start Supplied records

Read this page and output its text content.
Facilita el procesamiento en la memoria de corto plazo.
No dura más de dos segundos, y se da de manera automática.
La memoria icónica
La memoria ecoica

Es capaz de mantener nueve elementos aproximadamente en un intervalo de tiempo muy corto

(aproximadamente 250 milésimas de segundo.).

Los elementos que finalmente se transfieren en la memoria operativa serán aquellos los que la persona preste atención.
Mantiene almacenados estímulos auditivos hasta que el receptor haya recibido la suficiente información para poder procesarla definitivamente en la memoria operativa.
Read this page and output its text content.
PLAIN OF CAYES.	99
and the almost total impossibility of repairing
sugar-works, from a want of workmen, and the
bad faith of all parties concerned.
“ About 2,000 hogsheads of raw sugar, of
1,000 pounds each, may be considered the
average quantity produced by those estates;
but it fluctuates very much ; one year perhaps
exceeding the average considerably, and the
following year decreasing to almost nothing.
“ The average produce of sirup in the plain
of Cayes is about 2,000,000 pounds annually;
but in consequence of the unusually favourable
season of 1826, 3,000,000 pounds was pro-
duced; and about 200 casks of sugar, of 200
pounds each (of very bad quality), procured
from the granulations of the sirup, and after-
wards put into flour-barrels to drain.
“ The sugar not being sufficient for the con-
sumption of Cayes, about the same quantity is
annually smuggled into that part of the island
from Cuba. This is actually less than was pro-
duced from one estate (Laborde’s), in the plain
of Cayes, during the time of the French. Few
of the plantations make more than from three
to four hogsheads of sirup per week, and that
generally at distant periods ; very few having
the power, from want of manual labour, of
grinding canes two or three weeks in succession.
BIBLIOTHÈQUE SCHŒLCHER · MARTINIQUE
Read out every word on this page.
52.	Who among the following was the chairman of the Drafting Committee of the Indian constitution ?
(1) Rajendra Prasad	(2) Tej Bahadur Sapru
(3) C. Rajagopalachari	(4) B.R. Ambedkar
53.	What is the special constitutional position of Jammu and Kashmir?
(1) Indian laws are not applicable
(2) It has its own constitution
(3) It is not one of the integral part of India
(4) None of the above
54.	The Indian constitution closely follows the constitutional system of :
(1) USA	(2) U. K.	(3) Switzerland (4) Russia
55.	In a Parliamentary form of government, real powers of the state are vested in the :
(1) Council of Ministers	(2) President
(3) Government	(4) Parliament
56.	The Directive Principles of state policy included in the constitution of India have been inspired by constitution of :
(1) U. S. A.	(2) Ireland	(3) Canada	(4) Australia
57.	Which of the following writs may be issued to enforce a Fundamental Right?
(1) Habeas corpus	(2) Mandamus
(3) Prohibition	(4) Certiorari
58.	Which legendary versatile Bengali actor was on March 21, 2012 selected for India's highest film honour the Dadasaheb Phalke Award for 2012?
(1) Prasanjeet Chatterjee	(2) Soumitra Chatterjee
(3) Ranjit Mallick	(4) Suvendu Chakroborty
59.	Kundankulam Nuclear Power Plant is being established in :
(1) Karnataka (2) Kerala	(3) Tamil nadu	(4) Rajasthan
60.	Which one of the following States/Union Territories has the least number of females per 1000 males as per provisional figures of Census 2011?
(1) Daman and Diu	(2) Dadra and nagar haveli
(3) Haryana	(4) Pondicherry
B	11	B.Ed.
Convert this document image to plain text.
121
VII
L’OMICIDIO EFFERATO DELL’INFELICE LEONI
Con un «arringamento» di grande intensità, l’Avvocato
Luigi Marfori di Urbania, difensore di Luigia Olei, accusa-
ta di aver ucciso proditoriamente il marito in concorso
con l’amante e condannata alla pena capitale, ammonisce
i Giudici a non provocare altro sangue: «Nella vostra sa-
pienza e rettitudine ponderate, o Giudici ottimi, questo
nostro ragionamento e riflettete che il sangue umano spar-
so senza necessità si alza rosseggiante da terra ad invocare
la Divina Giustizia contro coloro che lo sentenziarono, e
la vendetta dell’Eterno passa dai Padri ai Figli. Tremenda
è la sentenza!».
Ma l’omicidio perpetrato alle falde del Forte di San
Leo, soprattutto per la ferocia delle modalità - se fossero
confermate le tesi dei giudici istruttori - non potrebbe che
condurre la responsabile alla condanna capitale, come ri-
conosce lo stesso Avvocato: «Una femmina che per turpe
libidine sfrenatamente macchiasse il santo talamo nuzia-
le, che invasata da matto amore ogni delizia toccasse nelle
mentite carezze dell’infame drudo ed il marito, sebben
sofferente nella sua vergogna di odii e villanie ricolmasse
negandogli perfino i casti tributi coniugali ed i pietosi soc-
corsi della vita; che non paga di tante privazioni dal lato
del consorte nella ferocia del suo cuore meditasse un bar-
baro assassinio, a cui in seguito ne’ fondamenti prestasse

end Supplied records

Requirements> Restate every entry word for word.

Result of the task>
Read this page and output its text content.
Facilita el procesamiento en la memoria de corto plazo.
No dura más de dos segundos, y se da de manera automática.
La memoria icónica
La memoria ecoica

Es capaz de mantener nueve elementos aproximadamente en un intervalo de tiempo muy corto

(aproximadamente 250 milésimas de segundo.).

Los elementos que finalmente se transfieren en la memoria operativa serán aquellos los que la persona preste atención.
Mantiene almacenados estímulos auditivos hasta que el receptor haya recibido la suficiente información para poder procesarla definitivamente en la memoria operativa.
Read this page and output its text content.
PLAIN OF CAYES.	99
and the almost total impossibility of repairing
sugar-works, from a want of workmen, and the
bad faith of all parties concerned.
“ About 2,000 hogsheads of raw sugar, of
1,000 pounds each, may be considered the
average quantity produced by those estates;
but it fluctuates very much ; one year perhaps
exceeding the average considerably, and the
following year decreasing to almost nothing.
“ The average produce of sirup in the plain
of Cayes is about 2,000,000 pounds annually;
but in consequence of the unusually favourable
season of 1826, 3,000,000 pounds was pro-
duced; and about 200 casks of sugar, of 200
pounds each (of very bad quality), procured
from the granulations of the sirup, and after-
wards put into flour-barrels to drain.
“ The sugar not being sufficient for the con-
sumption of Cayes, about the same quantity is
annually smuggled into that part of the island
from Cuba. This is actually less than was pro-
duced from one estate (Laborde’s), in the plain
of Cayes, during the time of the French. Few
of the plantations make more than from three
to four hogsheads of sirup per week, and that
generally at distant periods ; very few having
the power, from want of manual labour, of
grinding canes two or three weeks in succession.
BIBLIOTHÈQUE SCHŒLCHER · MARTINIQUE
Read out every word on this page.
52.	Who among the following was the chairman of the Drafting Committee of the Indian constitution ?
(1) Rajendra Prasad	(2) Tej Bahadur Sapru
(3) C. Rajagopalachari	(4) B.R. Ambedkar
53.	What is the special constitutional position of Jammu and Kashmir?
(1) Indian laws are not applicable
(2) It has its own constitution
(3) It is not one of the integral part of India
(4) None of the above
54.	The Indian constitution closely follows the constitutional system of :
(1) USA	(2) U. K.	(3) Switzerland (4) Russia
55.	In a Parliamentary form of government, real powers of the state are vested in the :
(1) Council of Ministers	(2) President
(3) Government	(4) Parliament
56.	The Directive Principles of state policy included in the constitution of India have been inspired by constitution of :
(1) U. S. A.	(2) Ireland	(3) Canada	(4) Australia
57.	Which of the following writs may be issued to enforce a Fundamental Right?
(1) Habeas corpus	(2) Mandamus
(3) Prohibition	(4) Certiorari
58.	Which legendary versatile Bengali actor was on March 21, 2012 selected for India's highest film honour the Dadasaheb Phalke Award for 2012?
(1) Prasanjeet Chatterjee	(2) Soumitra Chatterjee
(3) Ranjit Mallick	(4) Suvendu Chakroborty
59.	Kundankulam Nuclear Power Plant is being established in :
(1) Karnataka (2) Kerala	(3) Tamil nadu	(4) Rajasthan
60.	Which one of the following States/Union Territories has the least number of females per 1000 males as per provisional figures of Census 2011?
(1) Daman and Diu	(2) Dadra and nagar haveli
(3) Haryana	(4) Pondicherry
B	11	B.Ed.
Convert this document image to plain text.
121
VII
L’OMICIDIO EFFERATO DELL’INFELICE LEONI
Con un «arringamento» di grande intensità, l’Avvocato
Luigi Marfori di Urbania, difensore di Luigia Olei, accusa-
ta di aver ucciso proditoriamente il marito in concorso
con l’amante e condannata alla pena capitale, ammonisce
i Giudici a non provocare altro sangue: «Nella vostra sa-
pienza e rettitudine ponderate, o Giudici ottimi, questo
nostro ragionamento e riflettete che il sangue umano spar-
so senza necessità si alza rosseggiante da terra ad invocare
la Divina Giustizia contro coloro che lo sentenziarono, e
la vendetta dell’Eterno passa dai Padri ai Figli. Tremenda
è la sentenza!».
Ma l’omicidio perpetrato alle falde del Forte di San
Leo, soprattutto per la ferocia delle modalità - se fossero
confermate le tesi dei giudici istruttori - non potrebbe che
condurre la responsabile alla condanna capitale, come ri-
conosce lo stesso Avvocato: «Una femmina che per turpe
libidine sfrenatamente macchiasse il santo talamo nuzia-
le, che invasata da matto amore ogni delizia toccasse nelle
mentite carezze dell’infame drudo ed il marito, sebben
sofferente nella sua vergogna di odii e villanie ricolmasse
negandogli perfino i casti tributi coniugali ed i pietosi soc-
corsi della vita; che non paga di tante privazioni dal lato
del consorte nella ferocia del suo cuore meditasse un bar-
baro assassinio, a cui in seguito ne’ fondamenti prestasse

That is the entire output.